======== Data supplied

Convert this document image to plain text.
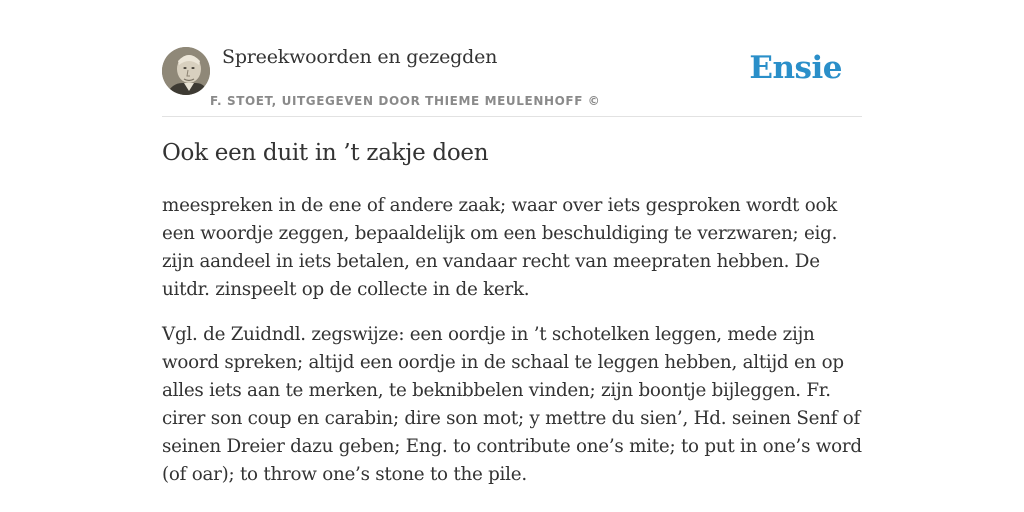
Spreekwoorden en gezegden
F. STOET, UITGEGEVEN DOOR THIEME MEULENHOFF ©
Ensie
Ook een duit in ’t zakje doen

meespreken in de ene of andere zaak; waar over iets gesproken wordt ook een woordje zeggen, bepaaldelijk om een beschuldiging te verzwaren; eig. zijn aandeel in iets betalen, en vandaar recht van meepraten hebben. De uitdr. zinspeelt op de collecte in de kerk.

Vgl. de Zuidndl. zegswijze: een oordje in ’t schotelken leggen, mede zijn woord spreken; altijd een oordje in de schaal te leggen hebben, altijd en op alles iets aan te merken, te beknibbelen vinden; zijn boontje bijleggen. Fr. cirer son coup en carabin; dire son mot; y mettre du sien’, Hd. seinen Senf of seinen Dreier dazu geben; Eng. to contribute one’s mite; to put in one’s word (of oar); to throw one’s stone to the pile.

================

**Requirements:** Check each line of the records for the word "zijn" and extract those that contain it.

**Completed exercise:**
meespreken in de ene of andere zaak; waar over iets gesproken wordt ook een woordje zeggen, bepaaldelijk om een beschuldiging te verzwaren; eig. zijn aandeel in iets betalen, en vandaar recht van meepraten hebben. De uitdr. zinspeelt op de collecte in de kerk.
Vgl. de Zuidndl. zegswijze: een oordje in ’t schotelken leggen, mede zijn woord spreken; altijd een oordje in de schaal te leggen hebben, altijd en op alles iets aan te merken, te beknibbelen vinden; zijn boontje bijleggen. Fr. cirer son coup en carabin; dire son mot; y mettre du sien’, Hd. seinen Senf of seinen Dreier dazu geben; Eng. to contribute one’s mite; to put in one’s word (of oar); to throw one’s stone to the pile.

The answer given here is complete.